Exercise prompt - Count the lines below that contain the word "fixo" and give only the number.

☆ ☆ ☆ ☆ ☆

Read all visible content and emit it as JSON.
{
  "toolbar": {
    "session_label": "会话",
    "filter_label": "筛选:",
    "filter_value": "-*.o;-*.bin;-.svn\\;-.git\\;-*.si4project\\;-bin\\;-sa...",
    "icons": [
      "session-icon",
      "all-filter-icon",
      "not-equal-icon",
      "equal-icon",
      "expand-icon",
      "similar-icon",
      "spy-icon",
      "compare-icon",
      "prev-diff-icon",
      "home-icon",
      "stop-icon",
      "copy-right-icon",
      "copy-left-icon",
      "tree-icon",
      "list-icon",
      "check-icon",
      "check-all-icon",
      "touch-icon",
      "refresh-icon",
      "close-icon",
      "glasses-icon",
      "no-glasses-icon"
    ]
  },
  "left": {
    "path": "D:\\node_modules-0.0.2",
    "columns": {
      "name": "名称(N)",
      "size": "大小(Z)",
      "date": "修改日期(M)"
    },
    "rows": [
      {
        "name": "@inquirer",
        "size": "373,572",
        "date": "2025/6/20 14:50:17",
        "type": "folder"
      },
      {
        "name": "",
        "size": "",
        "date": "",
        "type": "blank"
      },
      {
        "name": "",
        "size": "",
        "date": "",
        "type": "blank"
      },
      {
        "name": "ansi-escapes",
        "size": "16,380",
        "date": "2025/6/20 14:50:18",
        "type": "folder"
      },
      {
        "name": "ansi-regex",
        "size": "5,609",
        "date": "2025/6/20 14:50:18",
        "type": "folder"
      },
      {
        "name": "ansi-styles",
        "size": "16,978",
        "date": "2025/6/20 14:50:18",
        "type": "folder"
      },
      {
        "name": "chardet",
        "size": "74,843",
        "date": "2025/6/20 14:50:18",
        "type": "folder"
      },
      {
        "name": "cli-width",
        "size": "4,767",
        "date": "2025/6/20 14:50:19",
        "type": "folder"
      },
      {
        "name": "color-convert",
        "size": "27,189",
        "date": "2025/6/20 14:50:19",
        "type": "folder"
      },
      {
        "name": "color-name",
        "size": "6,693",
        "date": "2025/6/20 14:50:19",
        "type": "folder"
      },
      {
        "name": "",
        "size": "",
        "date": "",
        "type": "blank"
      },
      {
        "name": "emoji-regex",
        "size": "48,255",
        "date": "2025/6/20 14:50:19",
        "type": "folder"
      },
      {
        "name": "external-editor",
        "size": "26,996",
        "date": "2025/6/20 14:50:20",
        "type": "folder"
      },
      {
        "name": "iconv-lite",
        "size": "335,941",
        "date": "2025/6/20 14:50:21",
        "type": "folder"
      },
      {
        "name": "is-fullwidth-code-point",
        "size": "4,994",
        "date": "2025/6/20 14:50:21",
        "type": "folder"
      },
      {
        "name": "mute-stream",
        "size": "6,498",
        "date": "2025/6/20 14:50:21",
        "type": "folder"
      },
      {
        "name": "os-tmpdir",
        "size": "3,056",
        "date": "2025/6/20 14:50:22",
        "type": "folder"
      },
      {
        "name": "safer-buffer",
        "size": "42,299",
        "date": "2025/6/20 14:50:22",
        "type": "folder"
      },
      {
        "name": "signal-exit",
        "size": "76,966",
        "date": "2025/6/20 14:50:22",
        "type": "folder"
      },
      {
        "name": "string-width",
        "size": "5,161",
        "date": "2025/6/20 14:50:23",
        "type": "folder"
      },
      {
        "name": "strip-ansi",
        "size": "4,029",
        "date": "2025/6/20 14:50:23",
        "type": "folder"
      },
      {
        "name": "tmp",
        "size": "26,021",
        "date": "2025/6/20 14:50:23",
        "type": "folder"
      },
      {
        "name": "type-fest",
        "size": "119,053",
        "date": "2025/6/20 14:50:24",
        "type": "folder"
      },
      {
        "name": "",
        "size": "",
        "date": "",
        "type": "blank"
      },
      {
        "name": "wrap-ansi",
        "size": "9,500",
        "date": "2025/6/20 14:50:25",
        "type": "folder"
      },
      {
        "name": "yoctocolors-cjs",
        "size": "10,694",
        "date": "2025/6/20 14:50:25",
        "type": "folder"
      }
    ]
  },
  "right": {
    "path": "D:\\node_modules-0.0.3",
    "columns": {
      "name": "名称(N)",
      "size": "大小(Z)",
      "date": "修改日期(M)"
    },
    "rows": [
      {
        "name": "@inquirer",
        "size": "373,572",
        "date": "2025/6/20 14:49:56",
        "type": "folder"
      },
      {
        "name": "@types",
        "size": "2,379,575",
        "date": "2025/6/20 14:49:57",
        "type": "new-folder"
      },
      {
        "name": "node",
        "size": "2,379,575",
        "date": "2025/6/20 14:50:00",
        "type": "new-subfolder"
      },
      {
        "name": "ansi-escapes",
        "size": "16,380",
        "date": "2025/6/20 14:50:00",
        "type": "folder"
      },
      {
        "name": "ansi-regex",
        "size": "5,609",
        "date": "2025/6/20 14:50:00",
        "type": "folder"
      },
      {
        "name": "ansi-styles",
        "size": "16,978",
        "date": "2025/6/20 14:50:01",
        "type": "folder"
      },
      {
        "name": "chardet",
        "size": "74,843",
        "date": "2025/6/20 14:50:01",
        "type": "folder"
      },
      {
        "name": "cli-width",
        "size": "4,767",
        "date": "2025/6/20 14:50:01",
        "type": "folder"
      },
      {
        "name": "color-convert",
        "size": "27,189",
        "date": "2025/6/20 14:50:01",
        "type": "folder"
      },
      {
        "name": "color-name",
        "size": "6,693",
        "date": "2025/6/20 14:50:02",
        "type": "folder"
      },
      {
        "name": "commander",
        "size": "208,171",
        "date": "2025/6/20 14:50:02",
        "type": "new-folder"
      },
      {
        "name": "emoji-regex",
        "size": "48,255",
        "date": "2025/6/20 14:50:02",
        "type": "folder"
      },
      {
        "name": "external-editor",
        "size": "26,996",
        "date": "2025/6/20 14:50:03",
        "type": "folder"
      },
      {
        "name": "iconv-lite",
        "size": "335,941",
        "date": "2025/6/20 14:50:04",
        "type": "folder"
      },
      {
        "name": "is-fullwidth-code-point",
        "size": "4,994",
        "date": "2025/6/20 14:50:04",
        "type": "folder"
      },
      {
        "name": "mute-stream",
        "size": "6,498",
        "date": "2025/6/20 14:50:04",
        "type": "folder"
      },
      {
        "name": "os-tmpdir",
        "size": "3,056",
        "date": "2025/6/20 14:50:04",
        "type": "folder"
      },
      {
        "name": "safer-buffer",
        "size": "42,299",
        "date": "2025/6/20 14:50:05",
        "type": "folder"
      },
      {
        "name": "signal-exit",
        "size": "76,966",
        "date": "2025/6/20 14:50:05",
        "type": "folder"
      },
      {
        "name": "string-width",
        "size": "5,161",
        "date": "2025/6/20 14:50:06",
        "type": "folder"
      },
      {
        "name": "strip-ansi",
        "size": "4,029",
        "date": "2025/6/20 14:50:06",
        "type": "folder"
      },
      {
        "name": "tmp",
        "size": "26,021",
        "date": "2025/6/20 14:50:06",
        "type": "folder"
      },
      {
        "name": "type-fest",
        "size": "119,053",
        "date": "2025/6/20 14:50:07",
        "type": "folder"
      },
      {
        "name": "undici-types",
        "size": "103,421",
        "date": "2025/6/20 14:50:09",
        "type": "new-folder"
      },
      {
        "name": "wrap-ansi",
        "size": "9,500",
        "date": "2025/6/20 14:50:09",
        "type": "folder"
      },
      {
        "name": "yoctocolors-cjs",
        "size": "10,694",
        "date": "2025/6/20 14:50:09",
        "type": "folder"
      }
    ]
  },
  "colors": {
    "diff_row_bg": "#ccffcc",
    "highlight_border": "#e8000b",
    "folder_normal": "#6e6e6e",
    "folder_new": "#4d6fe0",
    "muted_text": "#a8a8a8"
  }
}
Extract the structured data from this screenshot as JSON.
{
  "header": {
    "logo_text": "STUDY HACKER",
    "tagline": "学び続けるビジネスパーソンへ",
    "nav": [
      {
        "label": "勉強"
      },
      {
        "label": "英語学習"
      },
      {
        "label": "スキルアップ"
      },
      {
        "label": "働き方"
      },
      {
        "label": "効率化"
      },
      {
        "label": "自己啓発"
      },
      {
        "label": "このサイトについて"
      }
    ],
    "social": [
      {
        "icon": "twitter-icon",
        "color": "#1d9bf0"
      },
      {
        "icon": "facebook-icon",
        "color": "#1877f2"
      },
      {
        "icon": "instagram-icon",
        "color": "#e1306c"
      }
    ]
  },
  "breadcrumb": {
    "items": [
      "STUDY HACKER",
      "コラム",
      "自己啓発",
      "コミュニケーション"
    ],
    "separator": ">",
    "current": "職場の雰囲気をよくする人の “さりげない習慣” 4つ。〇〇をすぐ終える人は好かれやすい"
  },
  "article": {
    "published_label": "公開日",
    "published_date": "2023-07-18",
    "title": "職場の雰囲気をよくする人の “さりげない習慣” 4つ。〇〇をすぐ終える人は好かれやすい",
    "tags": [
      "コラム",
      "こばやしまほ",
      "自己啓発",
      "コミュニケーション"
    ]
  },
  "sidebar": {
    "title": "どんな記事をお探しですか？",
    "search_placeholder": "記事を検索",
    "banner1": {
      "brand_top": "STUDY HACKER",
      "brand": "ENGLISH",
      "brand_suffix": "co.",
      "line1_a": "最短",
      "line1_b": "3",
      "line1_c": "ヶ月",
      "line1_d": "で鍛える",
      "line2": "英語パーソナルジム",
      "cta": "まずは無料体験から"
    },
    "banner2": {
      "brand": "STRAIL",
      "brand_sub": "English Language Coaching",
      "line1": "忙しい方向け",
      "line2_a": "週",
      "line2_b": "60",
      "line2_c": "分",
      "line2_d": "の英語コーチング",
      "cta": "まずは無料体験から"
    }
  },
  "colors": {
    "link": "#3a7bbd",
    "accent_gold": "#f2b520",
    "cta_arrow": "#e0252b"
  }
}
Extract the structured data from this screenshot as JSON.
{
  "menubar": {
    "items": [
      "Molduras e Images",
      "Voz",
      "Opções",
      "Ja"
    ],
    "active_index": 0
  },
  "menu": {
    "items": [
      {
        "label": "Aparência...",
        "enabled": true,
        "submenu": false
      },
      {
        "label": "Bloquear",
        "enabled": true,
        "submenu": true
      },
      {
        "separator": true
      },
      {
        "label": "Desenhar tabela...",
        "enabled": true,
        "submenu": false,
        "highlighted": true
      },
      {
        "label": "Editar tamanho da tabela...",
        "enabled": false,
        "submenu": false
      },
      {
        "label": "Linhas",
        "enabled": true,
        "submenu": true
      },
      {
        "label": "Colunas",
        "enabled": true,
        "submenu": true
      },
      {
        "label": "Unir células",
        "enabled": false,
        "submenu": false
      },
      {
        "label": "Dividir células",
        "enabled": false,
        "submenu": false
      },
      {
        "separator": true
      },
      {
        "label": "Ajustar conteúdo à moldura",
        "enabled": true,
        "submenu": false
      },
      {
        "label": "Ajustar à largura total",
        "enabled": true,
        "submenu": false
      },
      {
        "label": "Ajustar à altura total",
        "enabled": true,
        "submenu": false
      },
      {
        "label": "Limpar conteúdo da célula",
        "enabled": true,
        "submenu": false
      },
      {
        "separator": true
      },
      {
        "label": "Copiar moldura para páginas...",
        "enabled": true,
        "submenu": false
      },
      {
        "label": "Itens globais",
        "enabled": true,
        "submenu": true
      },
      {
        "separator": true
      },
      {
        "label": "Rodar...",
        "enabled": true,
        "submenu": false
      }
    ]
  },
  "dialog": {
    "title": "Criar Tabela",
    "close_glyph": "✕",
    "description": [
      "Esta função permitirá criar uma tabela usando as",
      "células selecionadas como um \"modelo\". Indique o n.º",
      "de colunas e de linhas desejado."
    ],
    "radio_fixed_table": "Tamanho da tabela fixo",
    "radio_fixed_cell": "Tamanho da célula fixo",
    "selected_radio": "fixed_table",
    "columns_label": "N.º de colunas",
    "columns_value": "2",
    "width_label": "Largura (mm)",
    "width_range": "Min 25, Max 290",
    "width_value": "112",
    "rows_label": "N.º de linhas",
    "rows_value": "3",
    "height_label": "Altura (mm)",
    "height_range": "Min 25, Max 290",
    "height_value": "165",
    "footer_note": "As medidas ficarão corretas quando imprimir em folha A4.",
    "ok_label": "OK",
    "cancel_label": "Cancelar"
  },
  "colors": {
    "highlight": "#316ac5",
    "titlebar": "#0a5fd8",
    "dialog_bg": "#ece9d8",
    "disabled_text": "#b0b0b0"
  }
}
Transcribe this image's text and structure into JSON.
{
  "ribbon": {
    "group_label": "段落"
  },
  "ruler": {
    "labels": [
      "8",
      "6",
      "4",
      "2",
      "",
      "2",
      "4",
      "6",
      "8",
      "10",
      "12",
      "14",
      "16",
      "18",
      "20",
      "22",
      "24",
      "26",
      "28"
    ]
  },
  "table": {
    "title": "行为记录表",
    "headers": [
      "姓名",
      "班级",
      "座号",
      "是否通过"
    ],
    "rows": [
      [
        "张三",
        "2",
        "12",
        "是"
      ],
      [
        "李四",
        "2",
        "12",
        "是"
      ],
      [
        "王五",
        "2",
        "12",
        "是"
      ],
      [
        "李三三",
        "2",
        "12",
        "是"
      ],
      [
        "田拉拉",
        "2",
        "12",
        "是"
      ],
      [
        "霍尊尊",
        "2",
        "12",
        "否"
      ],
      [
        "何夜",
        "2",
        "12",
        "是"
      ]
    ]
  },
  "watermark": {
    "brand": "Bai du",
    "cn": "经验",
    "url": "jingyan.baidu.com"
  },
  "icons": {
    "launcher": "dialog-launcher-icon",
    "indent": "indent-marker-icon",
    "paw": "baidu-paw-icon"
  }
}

☆ ☆ ☆ ☆ ☆

Solved exercise - 2